AIM >> Transcribe every line, keeping it exact.

ENTRIES SHOWN >>
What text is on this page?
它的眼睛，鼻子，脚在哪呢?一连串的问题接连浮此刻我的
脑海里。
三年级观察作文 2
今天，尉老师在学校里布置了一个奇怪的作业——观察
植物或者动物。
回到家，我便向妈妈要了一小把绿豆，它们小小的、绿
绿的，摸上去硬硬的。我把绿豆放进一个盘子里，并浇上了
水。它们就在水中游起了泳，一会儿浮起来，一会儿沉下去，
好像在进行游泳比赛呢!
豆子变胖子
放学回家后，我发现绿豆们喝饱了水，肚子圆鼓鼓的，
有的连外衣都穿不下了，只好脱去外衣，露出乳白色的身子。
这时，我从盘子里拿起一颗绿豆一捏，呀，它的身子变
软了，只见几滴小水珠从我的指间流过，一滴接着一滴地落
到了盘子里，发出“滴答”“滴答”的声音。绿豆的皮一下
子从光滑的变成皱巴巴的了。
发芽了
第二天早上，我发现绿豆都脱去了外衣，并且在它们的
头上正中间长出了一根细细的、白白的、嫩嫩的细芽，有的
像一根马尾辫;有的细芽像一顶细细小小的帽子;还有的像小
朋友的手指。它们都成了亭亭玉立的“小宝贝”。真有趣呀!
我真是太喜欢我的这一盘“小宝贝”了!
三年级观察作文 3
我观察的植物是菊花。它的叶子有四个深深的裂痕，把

WRITTEN REPLY >>
What text is on this page?
它的眼睛，鼻子，脚在哪呢?一连串的问题接连浮此刻我的
脑海里。
三年级观察作文 2
今天，尉老师在学校里布置了一个奇怪的作业——观察
植物或者动物。
回到家，我便向妈妈要了一小把绿豆，它们小小的、绿
绿的，摸上去硬硬的。我把绿豆放进一个盘子里，并浇上了
水。它们就在水中游起了泳，一会儿浮起来，一会儿沉下去，
好像在进行游泳比赛呢!
豆子变胖子
放学回家后，我发现绿豆们喝饱了水，肚子圆鼓鼓的，
有的连外衣都穿不下了，只好脱去外衣，露出乳白色的身子。
这时，我从盘子里拿起一颗绿豆一捏，呀，它的身子变
软了，只见几滴小水珠从我的指间流过，一滴接着一滴地落
到了盘子里，发出“滴答”“滴答”的声音。绿豆的皮一下
子从光滑的变成皱巴巴的了。
发芽了
第二天早上，我发现绿豆都脱去了外衣，并且在它们的
头上正中间长出了一根细细的、白白的、嫩嫩的细芽，有的
像一根马尾辫;有的细芽像一顶细细小小的帽子;还有的像小
朋友的手指。它们都成了亭亭玉立的“小宝贝”。真有趣呀!
我真是太喜欢我的这一盘“小宝贝”了!
三年级观察作文 3
我观察的植物是菊花。它的叶子有四个深深的裂痕，把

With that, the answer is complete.